WHAT TO PRODUCE: Locate all lines in the data below that hold "default" and show them.

RAW RECORDS:
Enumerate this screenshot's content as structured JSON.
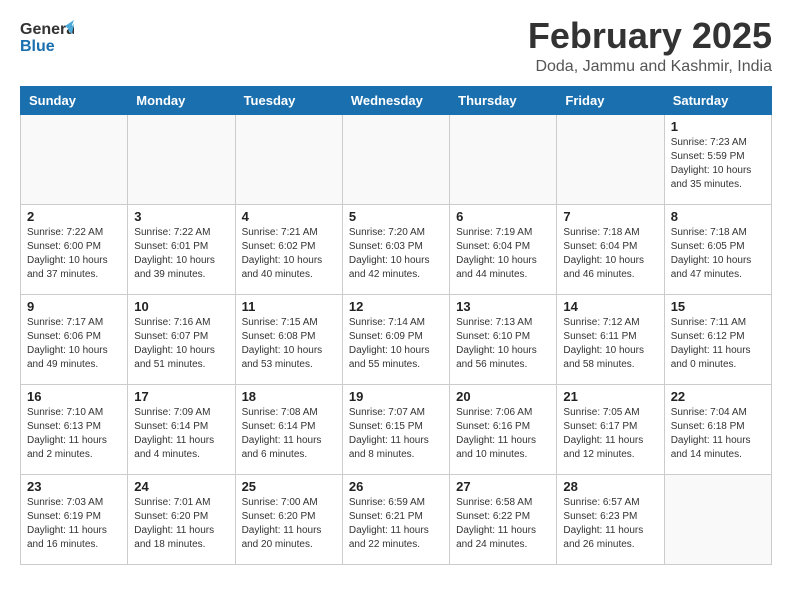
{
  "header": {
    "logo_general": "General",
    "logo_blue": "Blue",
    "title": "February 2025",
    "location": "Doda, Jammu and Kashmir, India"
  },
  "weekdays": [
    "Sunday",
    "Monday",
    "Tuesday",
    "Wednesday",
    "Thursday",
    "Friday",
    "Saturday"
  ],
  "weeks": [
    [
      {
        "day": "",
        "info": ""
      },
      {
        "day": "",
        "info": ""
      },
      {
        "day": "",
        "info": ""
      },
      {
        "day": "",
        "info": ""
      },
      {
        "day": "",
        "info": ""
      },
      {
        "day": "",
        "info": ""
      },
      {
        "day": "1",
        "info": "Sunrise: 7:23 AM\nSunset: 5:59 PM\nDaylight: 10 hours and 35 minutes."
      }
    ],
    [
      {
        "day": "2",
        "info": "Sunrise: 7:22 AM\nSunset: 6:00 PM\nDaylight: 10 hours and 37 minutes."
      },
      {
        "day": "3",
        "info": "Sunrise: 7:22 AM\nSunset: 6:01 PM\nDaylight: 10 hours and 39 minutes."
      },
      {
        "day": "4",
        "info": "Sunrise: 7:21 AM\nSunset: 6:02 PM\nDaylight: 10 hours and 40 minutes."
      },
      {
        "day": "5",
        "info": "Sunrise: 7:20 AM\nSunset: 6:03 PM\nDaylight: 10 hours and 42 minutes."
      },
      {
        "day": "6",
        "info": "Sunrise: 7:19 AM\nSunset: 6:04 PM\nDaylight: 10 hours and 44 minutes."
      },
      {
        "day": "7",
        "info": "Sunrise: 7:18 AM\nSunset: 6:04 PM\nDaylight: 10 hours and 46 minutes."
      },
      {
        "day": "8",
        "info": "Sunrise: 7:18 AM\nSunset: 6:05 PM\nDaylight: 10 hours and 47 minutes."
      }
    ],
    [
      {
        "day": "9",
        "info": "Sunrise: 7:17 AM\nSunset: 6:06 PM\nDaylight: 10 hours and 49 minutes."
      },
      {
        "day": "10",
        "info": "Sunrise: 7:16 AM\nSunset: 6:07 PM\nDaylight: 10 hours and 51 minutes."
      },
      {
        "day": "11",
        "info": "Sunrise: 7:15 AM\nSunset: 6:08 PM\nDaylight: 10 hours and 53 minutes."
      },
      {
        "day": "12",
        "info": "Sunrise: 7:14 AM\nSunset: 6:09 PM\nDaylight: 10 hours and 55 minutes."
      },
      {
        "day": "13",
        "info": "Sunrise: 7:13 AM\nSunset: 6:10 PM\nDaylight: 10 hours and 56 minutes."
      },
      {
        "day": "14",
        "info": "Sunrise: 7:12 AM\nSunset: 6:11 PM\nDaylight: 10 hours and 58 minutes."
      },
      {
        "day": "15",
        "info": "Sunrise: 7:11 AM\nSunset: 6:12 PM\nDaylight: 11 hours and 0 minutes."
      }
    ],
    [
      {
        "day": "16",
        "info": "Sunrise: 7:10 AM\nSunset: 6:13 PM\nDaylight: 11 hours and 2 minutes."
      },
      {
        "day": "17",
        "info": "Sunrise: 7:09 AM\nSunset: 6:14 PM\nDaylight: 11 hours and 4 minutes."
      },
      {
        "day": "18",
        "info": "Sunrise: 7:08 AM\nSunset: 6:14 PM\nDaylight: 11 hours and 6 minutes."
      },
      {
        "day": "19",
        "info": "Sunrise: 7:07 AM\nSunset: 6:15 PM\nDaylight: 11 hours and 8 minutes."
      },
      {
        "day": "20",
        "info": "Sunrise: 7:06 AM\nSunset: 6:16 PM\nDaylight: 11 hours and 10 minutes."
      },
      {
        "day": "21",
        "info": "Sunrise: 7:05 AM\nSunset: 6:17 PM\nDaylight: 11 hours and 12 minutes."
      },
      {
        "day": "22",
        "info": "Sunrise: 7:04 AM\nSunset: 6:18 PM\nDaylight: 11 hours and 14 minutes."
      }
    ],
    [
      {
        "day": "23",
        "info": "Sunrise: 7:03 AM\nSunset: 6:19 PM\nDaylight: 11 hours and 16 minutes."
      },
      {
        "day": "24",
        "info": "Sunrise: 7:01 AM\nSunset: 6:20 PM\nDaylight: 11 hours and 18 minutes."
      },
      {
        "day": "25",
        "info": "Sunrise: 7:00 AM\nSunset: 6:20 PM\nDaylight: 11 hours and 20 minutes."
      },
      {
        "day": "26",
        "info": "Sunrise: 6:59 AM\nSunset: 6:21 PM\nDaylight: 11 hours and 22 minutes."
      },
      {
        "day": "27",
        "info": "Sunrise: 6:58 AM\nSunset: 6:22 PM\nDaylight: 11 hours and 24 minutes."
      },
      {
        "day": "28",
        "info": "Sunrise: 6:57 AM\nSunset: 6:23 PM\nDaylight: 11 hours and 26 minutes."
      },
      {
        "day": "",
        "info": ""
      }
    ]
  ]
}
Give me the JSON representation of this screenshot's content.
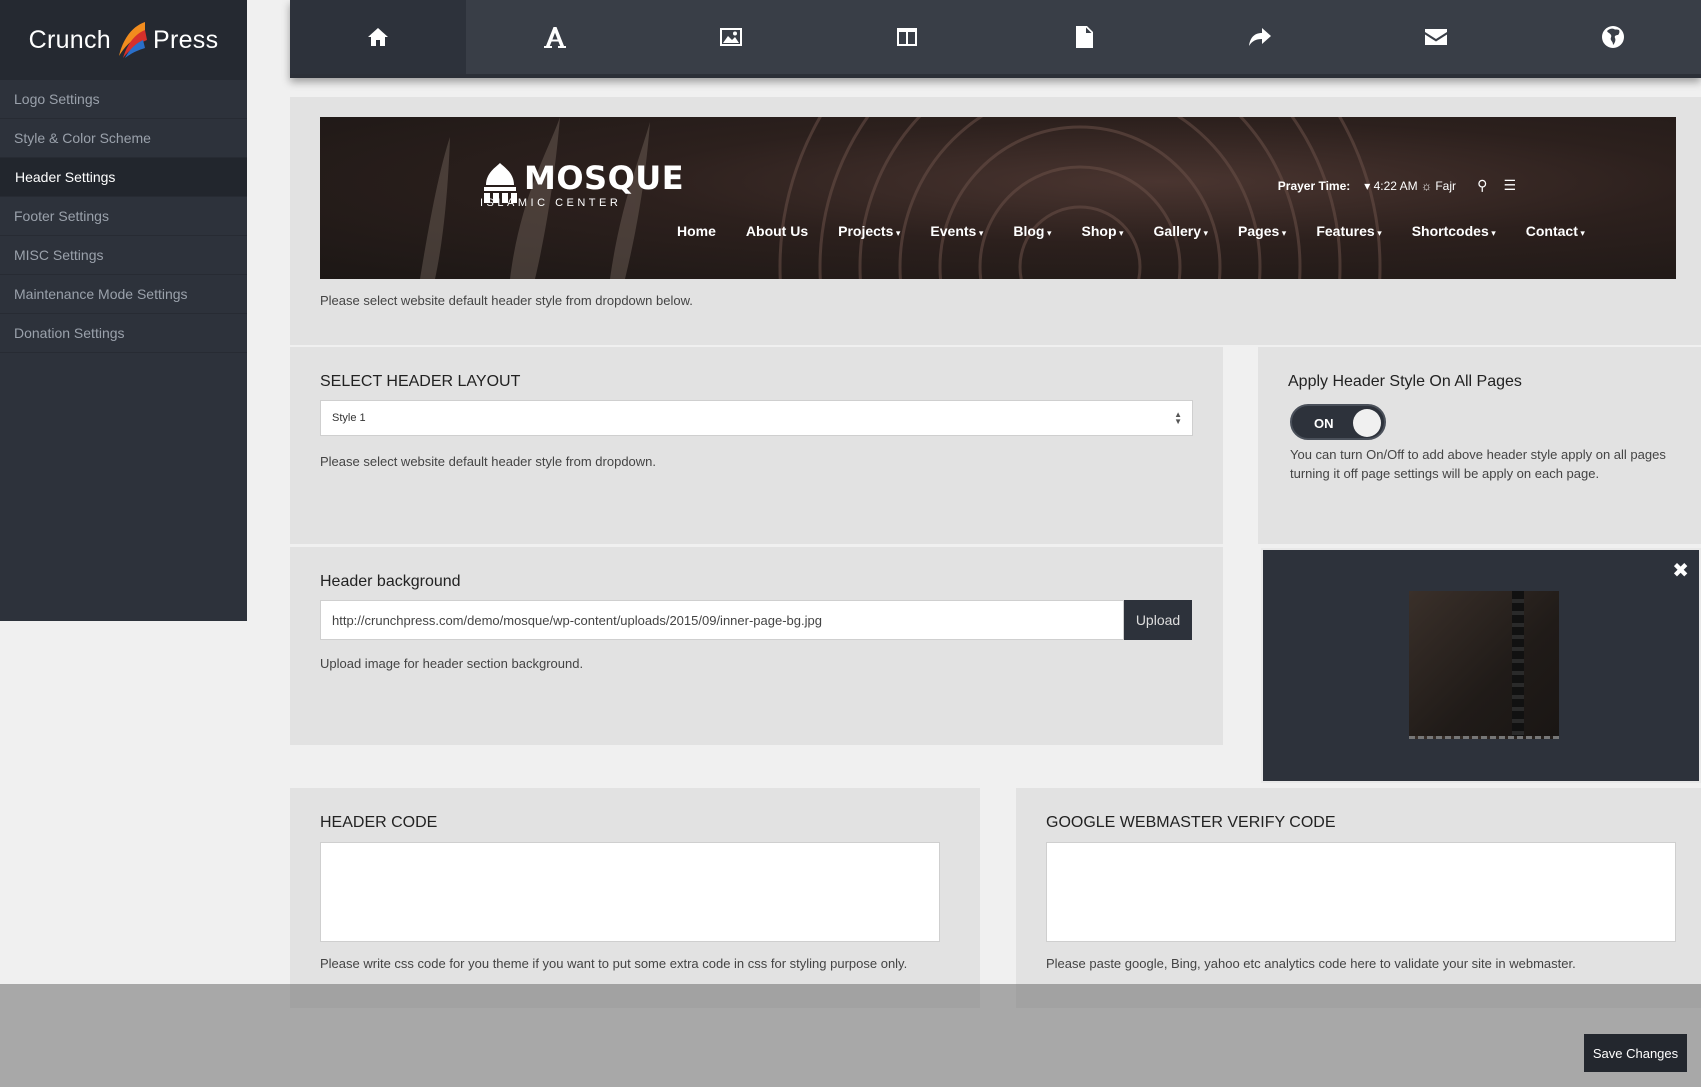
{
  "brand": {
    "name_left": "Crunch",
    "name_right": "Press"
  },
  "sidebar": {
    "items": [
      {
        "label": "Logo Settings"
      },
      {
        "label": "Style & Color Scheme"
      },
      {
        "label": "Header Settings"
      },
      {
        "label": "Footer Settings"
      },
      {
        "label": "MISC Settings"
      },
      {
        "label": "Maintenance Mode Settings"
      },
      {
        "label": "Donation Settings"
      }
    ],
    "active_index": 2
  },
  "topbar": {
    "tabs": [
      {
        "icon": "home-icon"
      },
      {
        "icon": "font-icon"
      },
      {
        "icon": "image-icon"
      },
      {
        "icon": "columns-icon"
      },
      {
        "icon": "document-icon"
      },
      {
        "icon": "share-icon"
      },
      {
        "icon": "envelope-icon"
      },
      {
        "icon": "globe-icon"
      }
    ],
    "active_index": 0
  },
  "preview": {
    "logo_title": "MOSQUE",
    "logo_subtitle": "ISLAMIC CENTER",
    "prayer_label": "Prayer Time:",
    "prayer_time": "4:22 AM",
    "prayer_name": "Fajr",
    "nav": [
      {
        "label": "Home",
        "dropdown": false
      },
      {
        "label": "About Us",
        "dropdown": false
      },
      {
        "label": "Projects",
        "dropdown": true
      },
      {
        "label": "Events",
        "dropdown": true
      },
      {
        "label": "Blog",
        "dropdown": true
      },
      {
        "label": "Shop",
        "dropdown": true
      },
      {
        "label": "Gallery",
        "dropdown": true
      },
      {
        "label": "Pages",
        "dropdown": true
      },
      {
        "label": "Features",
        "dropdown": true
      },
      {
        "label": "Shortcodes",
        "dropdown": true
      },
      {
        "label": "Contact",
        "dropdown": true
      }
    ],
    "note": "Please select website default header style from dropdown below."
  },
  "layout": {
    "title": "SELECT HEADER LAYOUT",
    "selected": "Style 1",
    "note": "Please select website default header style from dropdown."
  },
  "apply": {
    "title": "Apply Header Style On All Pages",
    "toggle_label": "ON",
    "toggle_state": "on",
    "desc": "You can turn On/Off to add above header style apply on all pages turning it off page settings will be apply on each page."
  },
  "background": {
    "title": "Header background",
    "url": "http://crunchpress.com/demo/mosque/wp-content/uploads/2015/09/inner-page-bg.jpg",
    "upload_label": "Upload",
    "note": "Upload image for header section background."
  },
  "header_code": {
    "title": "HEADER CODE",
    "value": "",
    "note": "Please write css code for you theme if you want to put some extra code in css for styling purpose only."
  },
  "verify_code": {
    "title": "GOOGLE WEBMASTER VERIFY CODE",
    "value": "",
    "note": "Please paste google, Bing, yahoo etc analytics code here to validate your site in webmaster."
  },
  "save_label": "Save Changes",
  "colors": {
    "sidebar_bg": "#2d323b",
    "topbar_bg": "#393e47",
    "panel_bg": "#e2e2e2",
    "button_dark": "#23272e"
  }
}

FINAL ANSWER:
    "note": "Please select website default header style from dropdown below."
    "note": "Please select website default header style from dropdown."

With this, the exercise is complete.